What you should do> Collect all lines containing the word "上下一白" from the data.

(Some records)
□ □ □ □ □

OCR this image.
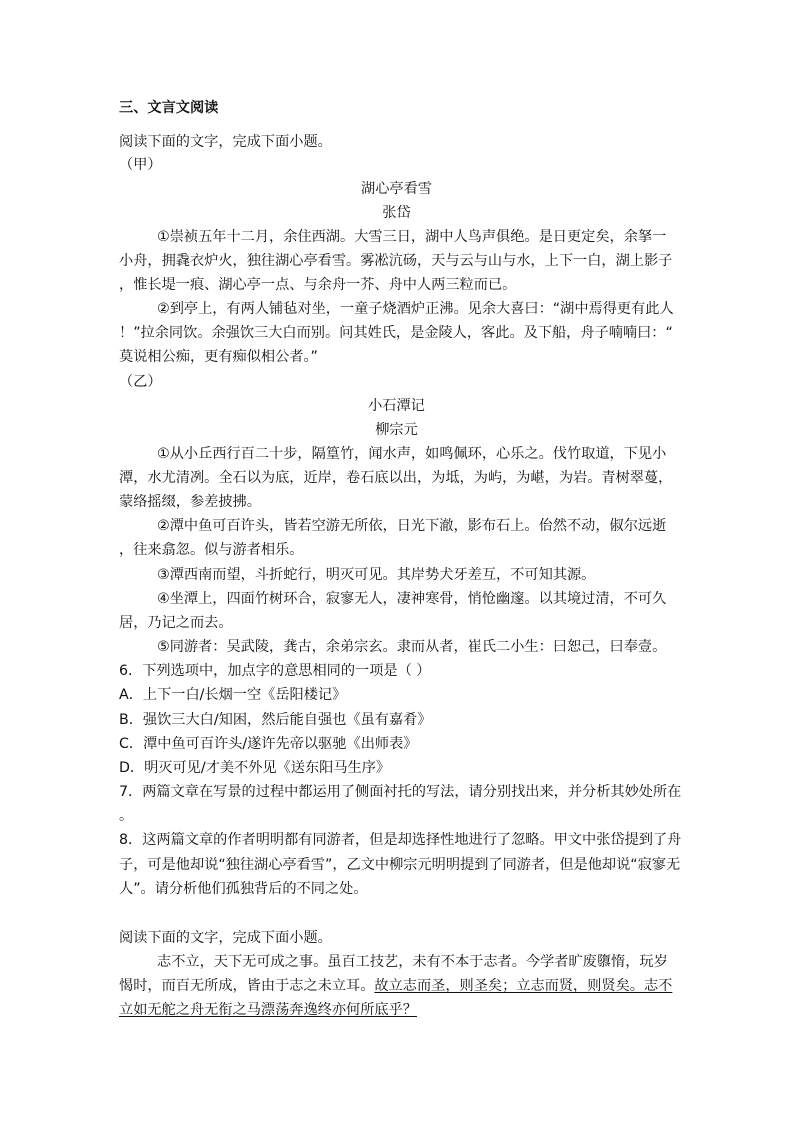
三、文言文阅读
阅读下面的文字，完成下面小题。
（甲）
湖心亭看雪
张岱
①崇祯五年十二月，余住西湖。大雪三日，湖中人鸟声俱绝。是日更定矣，余拏一
小舟，拥毳衣炉火，独往湖心亭看雪。雾凇沆砀，天与云与山与水，上下一白，湖上影子
，惟长堤一痕、湖心亭一点、与余舟一芥、舟中人两三粒而已。
②到亭上，有两人铺毡对坐，一童子烧酒炉正沸。见余大喜曰：“湖中焉得更有此人
！”拉余同饮。余强饮三大白而别。问其姓氏，是金陵人，客此。及下船，舟子喃喃曰：“
莫说相公痴，更有痴似相公者。”
（乙）
小石潭记
柳宗元
①从小丘西行百二十步，隔篁竹，闻水声，如鸣佩环，心乐之。伐竹取道，下见小
潭，水尤清冽。全石以为底，近岸，卷石底以出，为坻，为屿，为嵁，为岩。青树翠蔓，
蒙络摇缀，参差披拂。
②潭中鱼可百许头，皆若空游无所依，日光下澈，影布石上。佁然不动，俶尔远逝
，往来翕忽。似与游者相乐。
③潭西南而望，斗折蛇行，明灭可见。其岸势犬牙差互，不可知其源。
④坐潭上，四面竹树环合，寂寥无人，凄神寒骨，悄怆幽邃。以其境过清，不可久
居，乃记之而去。
⑤同游者：吴武陵，龚古，余弟宗玄。隶而从者，崔氏二小生：曰恕己，曰奉壹。
6．下列选项中，加点字的意思相同的一项是（ ）
A．上下一白/长烟一空《岳阳楼记》
B．强饮三大白/知困，然后能自强也《虽有嘉肴》
C．潭中鱼可百许头/遂许先帝以驱驰《出师表》
D．明灭可见/才美不外见《送东阳马生序》
7．两篇文章在写景的过程中都运用了侧面衬托的写法，请分别找出来，并分析其妙处所在
。
8．这两篇文章的作者明明都有同游者，但是却选择性地进行了忽略。甲文中张岱提到了舟
子，可是他却说“独往湖心亭看雪”，乙文中柳宗元明明提到了同游者，但是他却说“寂寥无
人”。请分析他们孤独背后的不同之处。
阅读下面的文字，完成下面小题。
志不立，天下无可成之事。虽百工技艺，未有不本于志者。今学者旷废隳惰，玩岁
愒时，而百无所成，皆由于志之未立耳。故立志而圣，则圣矣；立志而贤，则贤矣。志不
立如无舵之舟无衔之马漂荡奔逸终亦何所底乎？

□ □ □ □ □

Written reply>
小舟，拥毳衣炉火，独往湖心亭看雪。雾凇沆砀，天与云与山与水，上下一白，湖上影子
A．上下一白/长烟一空《岳阳楼记》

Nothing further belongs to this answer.